Assuming you have a trained model, first convert it to torchscript format.
python 01_model_to_tscript.py
This will generate a traced_model.pt
file.
Then, convert it to MAR format
# pip install torch-model-archiver
# git clone https://github.com/pytorch/serve
# cp cifar34_handler.py ts/torch_handler/
torch-model-archiver --model-name cifar34 --version 1.0 --serialized-file ./traced_model.pt --handler ./ts/torch_handler/cifar34_handler.py --extra-files ./index_to_name.json
This will generate a cifar34.mar
file.
We will then upload the model file to s3 so it can be retrieved during inference.
├── config
│ ├── config.properties
├── model-store
│ └── cifar34.mar
Replace the S3 bucket name in intel-service.yaml
Copy the cifar34.mar
file inside the docker
folder
cp cifar34.mar docker/
docker build -t torchserve:01 .
docker run -it --rm --net=host torchserve:01
# see available models
curl http://localhost:8081/models
# download sample image
https://raw.githubusercontent.com/kshitijzutshi/INFO6105-CNN-Assignment/main/Intel-image-classification-dataset/seg_train/seg_train/mountain/153.jpg
curl http://127.0.0.1:8080/predictions/cifar34 -T 153.jpg
This will return top 5 predictions. This confirms that our MAR file has not only been successfully generated but is also functional.

Bounding box annotations
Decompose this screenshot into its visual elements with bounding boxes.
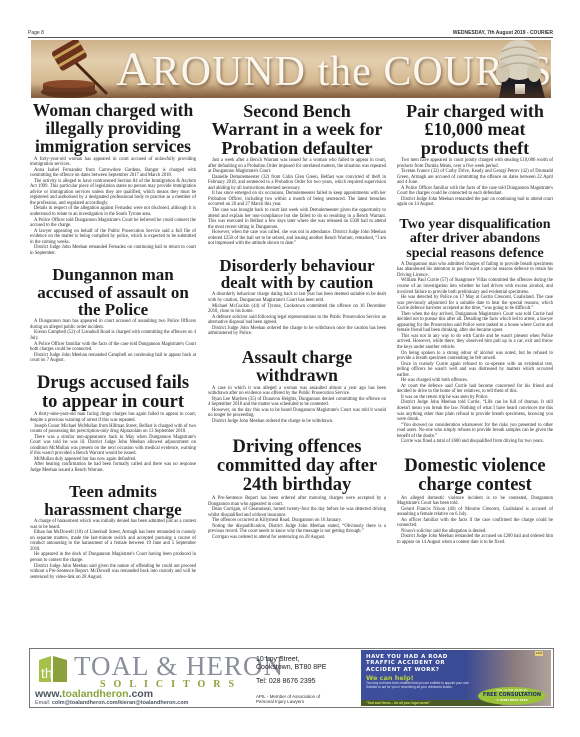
page-number: Page 8 [28, 30, 44, 36]
column-3: Pair charged with £10,000 meat products … [397, 102, 553, 553]
column-1: Woman charged with illegally providing i… [30, 102, 196, 588]
article-body: An alleged domestic violence incident is… [397, 496, 553, 546]
svg-text:th: th [41, 665, 53, 681]
article-immigration: Woman charged with illegally providing i… [30, 102, 196, 256]
firm-name: TOAL & HERON [74, 651, 284, 682]
rta-body: You may not have been realised that you … [366, 682, 476, 690]
article-meat-theft: Pair charged with £10,000 meat products … [397, 102, 553, 208]
headline: Drugs accused fails to appear in court [30, 374, 196, 412]
article-body: A Pre-Sentence Report has been ordered a… [208, 496, 386, 540]
article-domestic-violence: Domestic violence charge contest An alle… [397, 457, 553, 546]
article-harassment: Teen admits harassment charge A charge o… [30, 483, 196, 580]
rta-headline: HAVE YOU HAD A ROAD TRAFFIC ACCIDENT OR … [366, 654, 476, 673]
free-consultation-badge[interactable]: CALL US FOR AN INITIAL FREE CONSULTATION… [478, 687, 546, 705]
article-body: A thirty-nine-year-old man facing drugs … [30, 412, 196, 473]
firm-phone: Tel: 028 8676 2395 [256, 678, 316, 685]
headline: Domestic violence charge contest [397, 457, 553, 495]
toal-heron-advert[interactable]: th TOAL & HERON SOLICITORS www.toalandhe… [29, 648, 554, 708]
law-society-badge-icon: LAW [535, 651, 543, 656]
article-assault-police: Dungannon man accused of assault on the … [30, 266, 196, 363]
headline: Woman charged with illegally providing i… [30, 102, 196, 156]
toal-heron-logo-icon: th [37, 654, 69, 684]
firm-website-link[interactable]: www.toalandheron.com [35, 688, 153, 700]
dateline: WEDNESDAY, 7th August 2019 - COURIER [453, 30, 553, 36]
section-banner: AROUND the COURTS [31, 40, 551, 98]
article-body: A charge of harassment which was initial… [30, 519, 196, 580]
article-body: A forty-year-old woman has appeared in c… [30, 157, 196, 257]
article-assault-withdrawn: Assault charge withdrawn A case in which… [208, 349, 386, 425]
article-body: A Dungannon man who admitted charges of … [397, 262, 553, 445]
article-body: A disorderly behaviour charge dating bac… [208, 292, 386, 336]
headline: Teen admits harassment charge [30, 483, 196, 518]
headline: Second Bench Warrant in a week for Proba… [208, 102, 386, 157]
article-body: Two men have appeared in court jointly c… [397, 158, 553, 208]
article-body: A case in which it was alleged a woman w… [208, 386, 386, 425]
article-bench-warrant: Second Bench Warrant in a week for Proba… [208, 102, 386, 247]
firm-address: 10 Loy Street, Cookstown, BT80 8PE [256, 656, 326, 673]
column-2: Second Bench Warrant in a week for Proba… [208, 102, 386, 548]
article-body: A Dungannon man has appeared in court ac… [30, 319, 196, 363]
banner-shade [31, 84, 551, 98]
headline: Two year disqualification after driver a… [397, 218, 553, 261]
headline: Assault charge withdrawn [208, 349, 386, 385]
page-header: Page 8 WEDNESDAY, 7th August 2019 - COUR… [28, 30, 553, 38]
apil-membership: APIL - Member of Association of Personal… [256, 694, 320, 705]
article-driving-offences: Driving offences committed day after 24t… [208, 438, 386, 540]
road-traffic-accident-ad[interactable]: HAVE YOU HAD A ROAD TRAFFIC ACCIDENT OR … [361, 650, 551, 706]
headline: Driving offences committed day after 24t… [208, 438, 386, 495]
headline: Disorderly behaviour dealt with by cauti… [208, 257, 386, 292]
article-disorderly: Disorderly behaviour dealt with by cauti… [208, 257, 386, 337]
headline: Dungannon man accused of assault on the … [30, 266, 196, 318]
article-body: Just a week after a Bench Warrant was is… [208, 158, 386, 247]
article-disqualification: Two year disqualification after driver a… [397, 218, 553, 445]
article-drugs: Drugs accused fails to appear in court A… [30, 374, 196, 474]
headline: Pair charged with £10,000 meat products … [397, 102, 553, 157]
firm-email[interactable]: Email: colm@toalandheron.com/kieran@toal… [35, 700, 188, 706]
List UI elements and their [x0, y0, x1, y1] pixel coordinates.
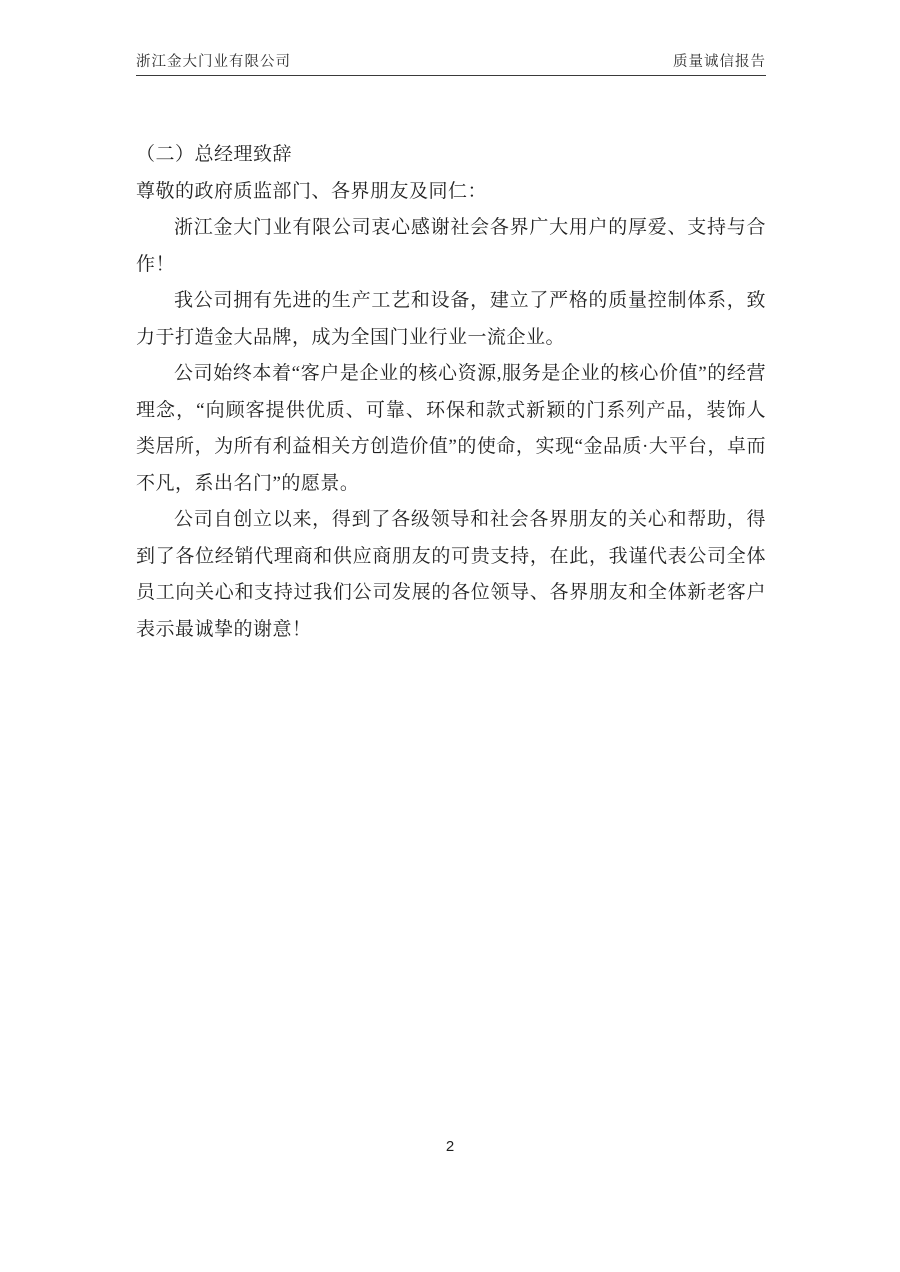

- [Required actions]:
**1.** Answer these questions from the model-serving guide:
(a) What file is generated when the trained model is converted to torchscript format?
(b) Which file is copied into the docker folder?
(c) How many predictions does the final curl request return?
**2.** Return the lines of the records from the one containing "page-number: Page 8 [28, 30, 44, 36]" through the one containing "firm-name: TOAL & HERON [74, 651, 284, 682]", both included, without altering them.

- [Solution list]:
**1.**
(a) traced_model.pt
(b) cifar34.mar
(c) The top 5 predictions.

**2.**
page-number: Page 8 [28, 30, 44, 36]
column-3: Pair charged with £10,000 meat products … [397, 102, 553, 553]
column-1: Woman charged with illegally providing i… [30, 102, 196, 588]
article-body: An alleged domestic violence incident is… [397, 496, 553, 546]
svg-text:th: th [41, 665, 53, 681]
article-immigration: Woman charged with illegally providing i… [30, 102, 196, 256]
firm-name: TOAL & HERON [74, 651, 284, 682]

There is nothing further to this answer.